■ Required work
The exercise asks you to copy every line below in which "habitats" appears.

■ Working data
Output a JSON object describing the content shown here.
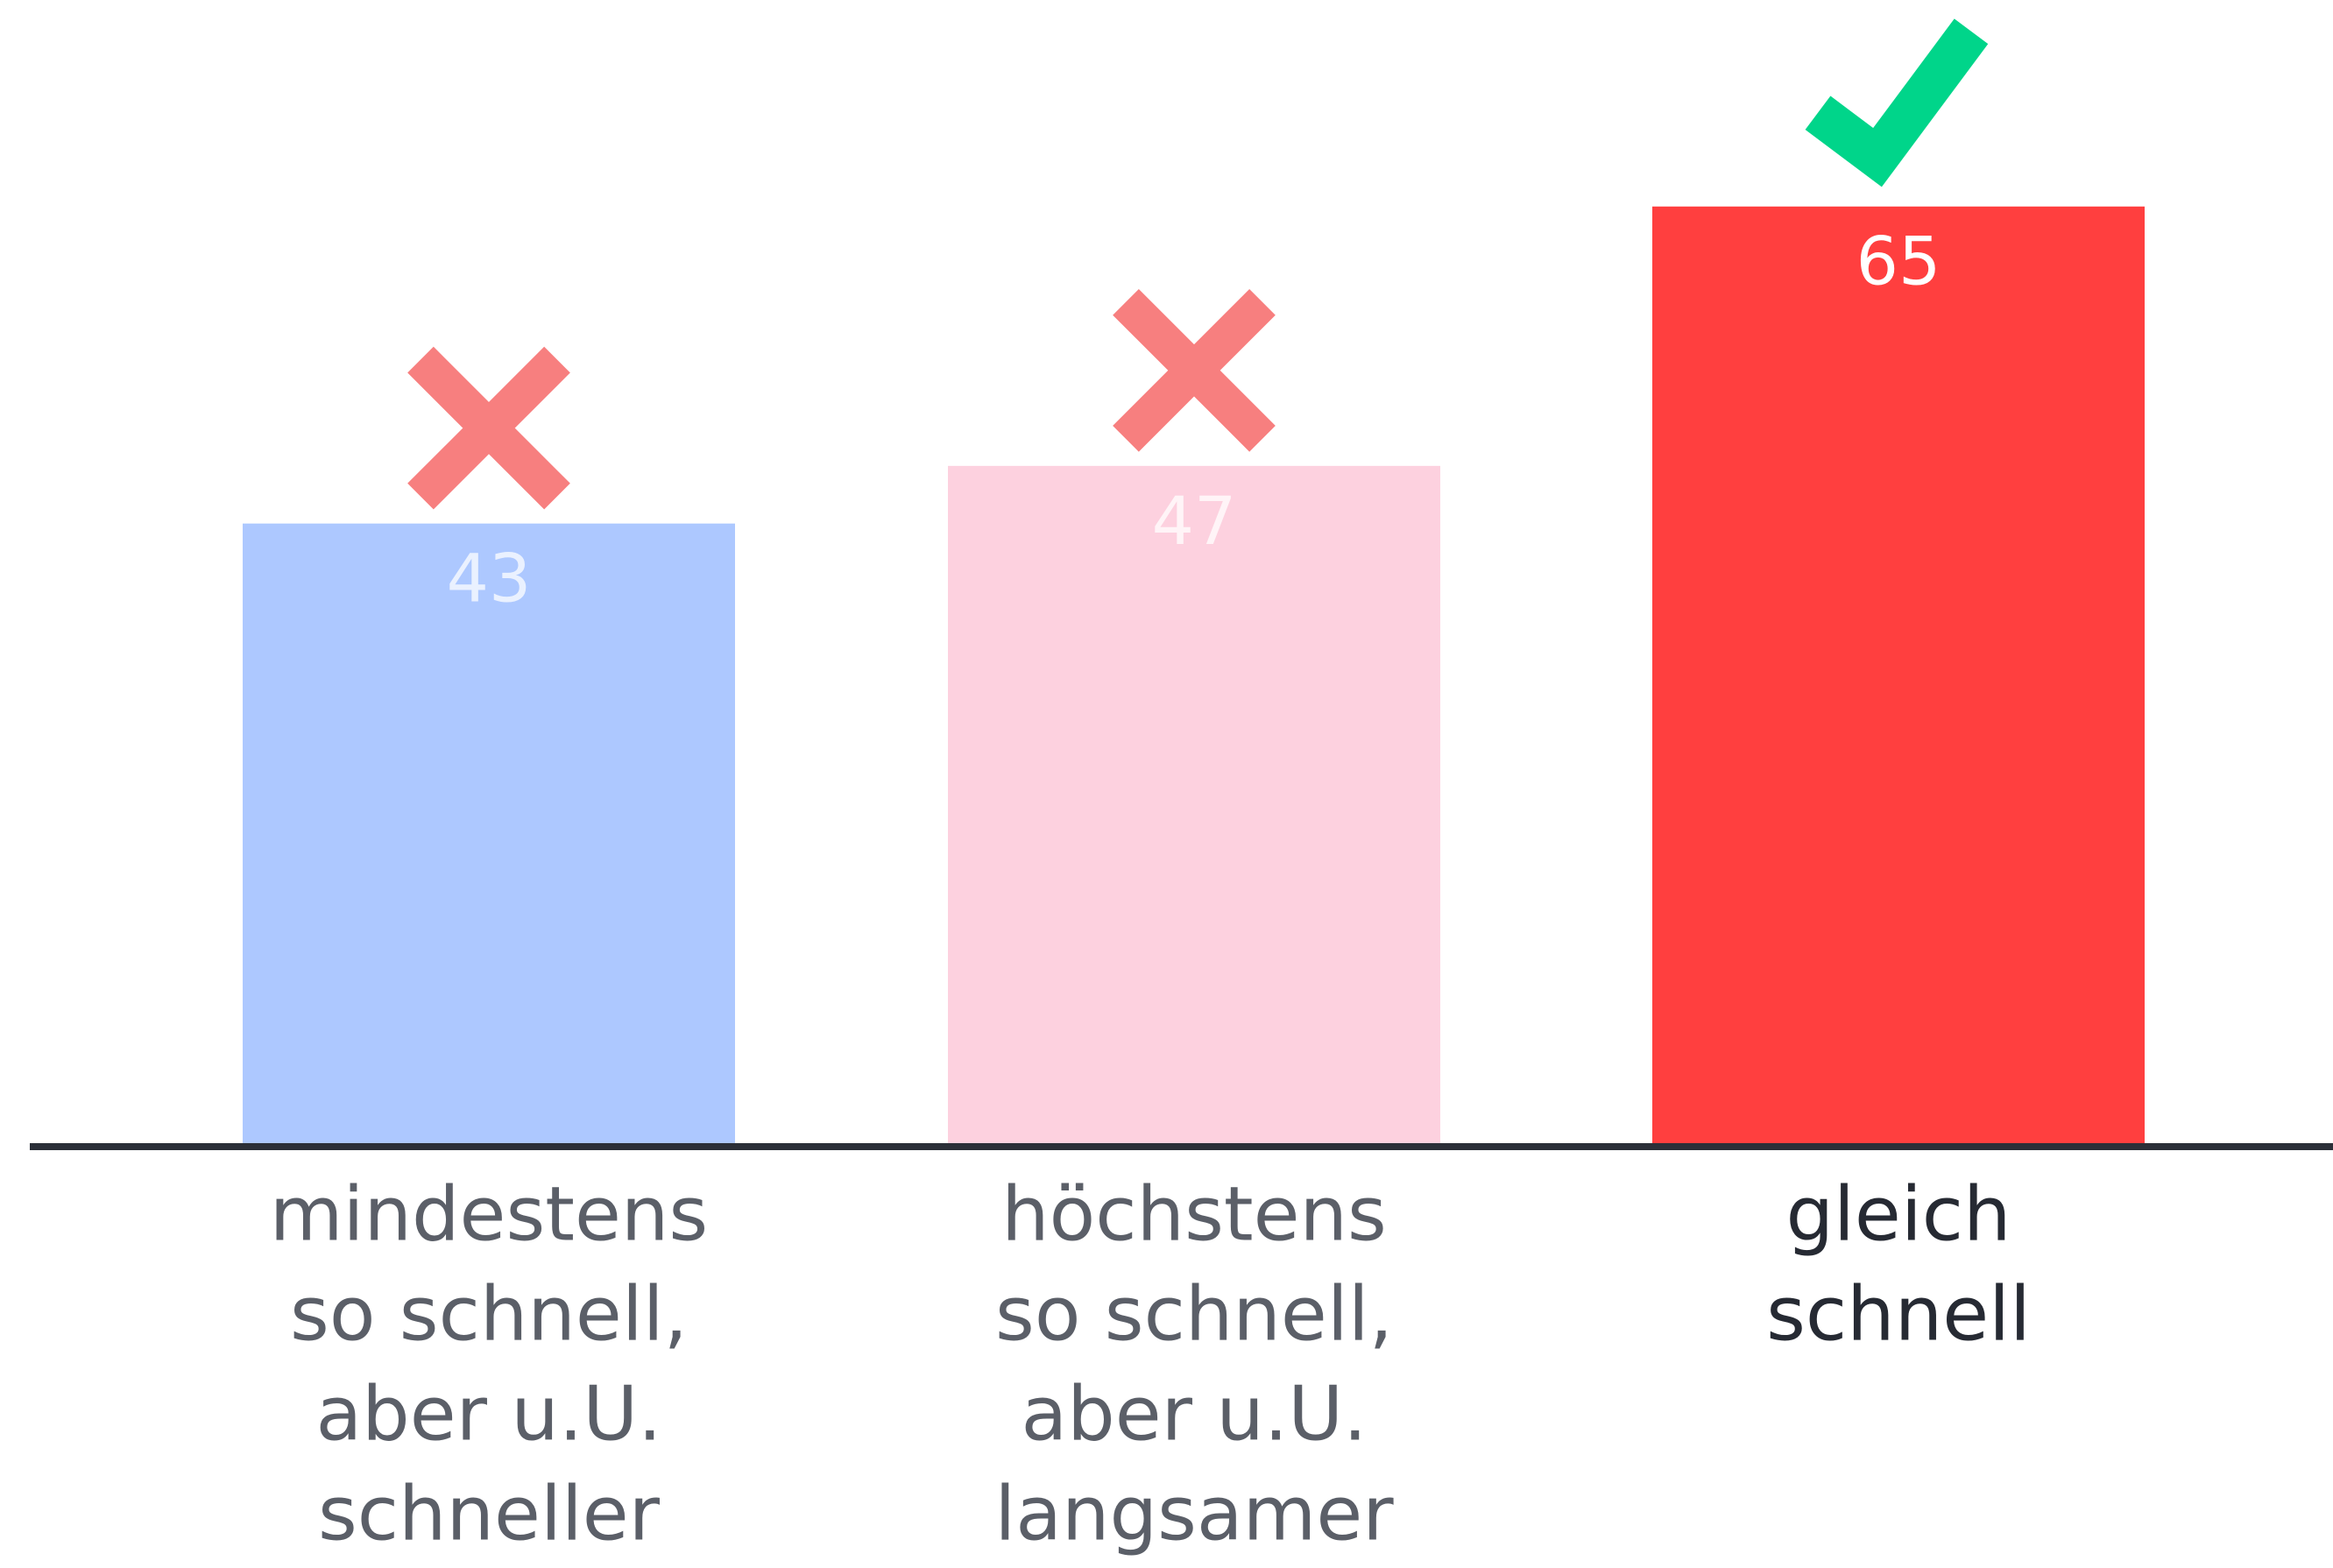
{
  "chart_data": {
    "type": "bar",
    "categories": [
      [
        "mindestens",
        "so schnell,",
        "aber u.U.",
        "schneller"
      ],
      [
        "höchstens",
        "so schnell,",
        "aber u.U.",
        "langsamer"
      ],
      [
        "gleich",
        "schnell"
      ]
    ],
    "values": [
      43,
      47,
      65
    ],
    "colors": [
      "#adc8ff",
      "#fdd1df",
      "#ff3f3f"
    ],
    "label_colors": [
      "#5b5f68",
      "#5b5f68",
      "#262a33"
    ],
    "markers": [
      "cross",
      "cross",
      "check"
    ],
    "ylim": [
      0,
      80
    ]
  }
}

--

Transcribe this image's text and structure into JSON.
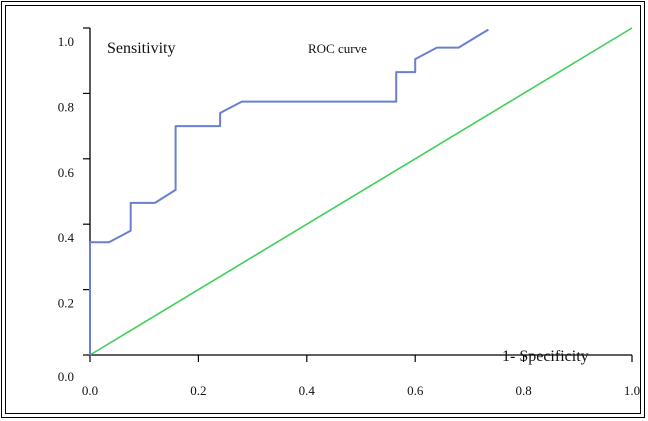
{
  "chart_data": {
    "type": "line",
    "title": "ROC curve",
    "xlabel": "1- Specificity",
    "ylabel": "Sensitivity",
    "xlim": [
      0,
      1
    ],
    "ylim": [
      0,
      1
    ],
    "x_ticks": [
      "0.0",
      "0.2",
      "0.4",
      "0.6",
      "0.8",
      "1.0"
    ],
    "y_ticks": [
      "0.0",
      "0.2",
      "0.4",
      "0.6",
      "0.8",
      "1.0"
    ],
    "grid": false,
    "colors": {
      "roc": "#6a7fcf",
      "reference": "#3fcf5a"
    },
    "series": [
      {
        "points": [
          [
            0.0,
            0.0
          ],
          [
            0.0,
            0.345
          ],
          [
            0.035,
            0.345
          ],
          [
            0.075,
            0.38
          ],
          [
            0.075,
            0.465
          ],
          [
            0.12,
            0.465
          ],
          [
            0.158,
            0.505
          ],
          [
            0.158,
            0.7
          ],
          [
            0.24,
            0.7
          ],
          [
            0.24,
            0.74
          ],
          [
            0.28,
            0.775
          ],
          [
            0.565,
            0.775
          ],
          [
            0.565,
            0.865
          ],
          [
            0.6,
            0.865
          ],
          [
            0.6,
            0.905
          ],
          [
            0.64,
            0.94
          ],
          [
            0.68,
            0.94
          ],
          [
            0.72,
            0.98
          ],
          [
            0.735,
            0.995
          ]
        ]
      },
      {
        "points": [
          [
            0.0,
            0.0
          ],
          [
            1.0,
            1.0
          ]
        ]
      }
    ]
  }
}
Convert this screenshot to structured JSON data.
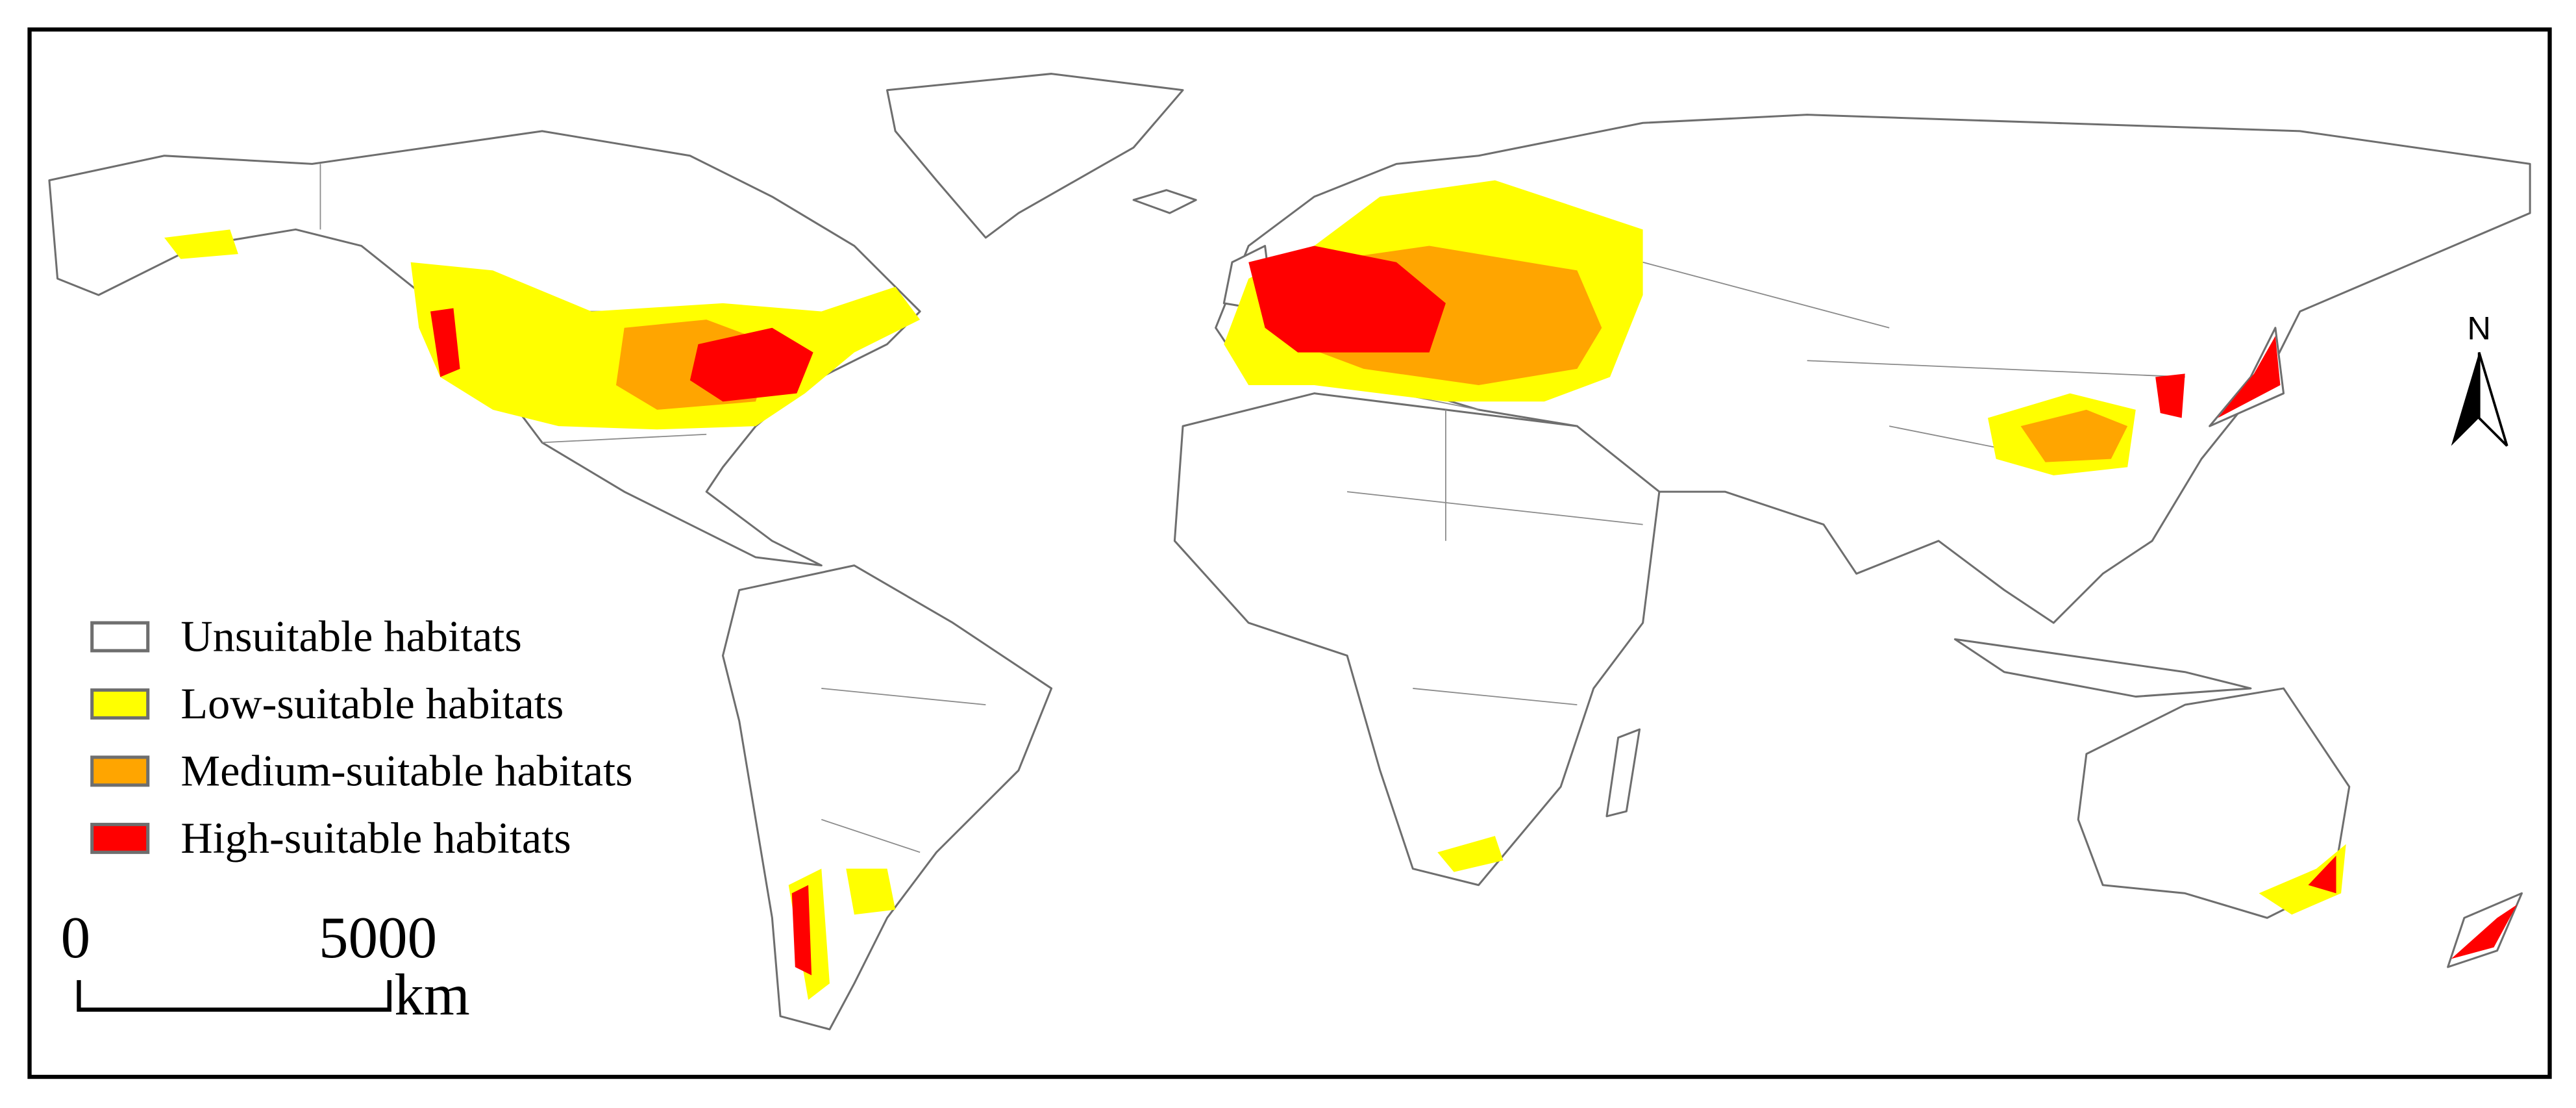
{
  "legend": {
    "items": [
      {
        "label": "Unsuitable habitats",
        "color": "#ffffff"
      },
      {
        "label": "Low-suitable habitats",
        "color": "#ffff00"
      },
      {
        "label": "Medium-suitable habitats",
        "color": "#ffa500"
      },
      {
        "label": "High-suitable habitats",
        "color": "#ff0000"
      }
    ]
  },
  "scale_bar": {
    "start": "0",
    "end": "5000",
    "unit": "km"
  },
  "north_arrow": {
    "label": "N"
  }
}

■ Result of the task
        "label": "Unsuitable habitats",
        "label": "Low-suitable habitats",
        "label": "Medium-suitable habitats",
        "label": "High-suitable habitats",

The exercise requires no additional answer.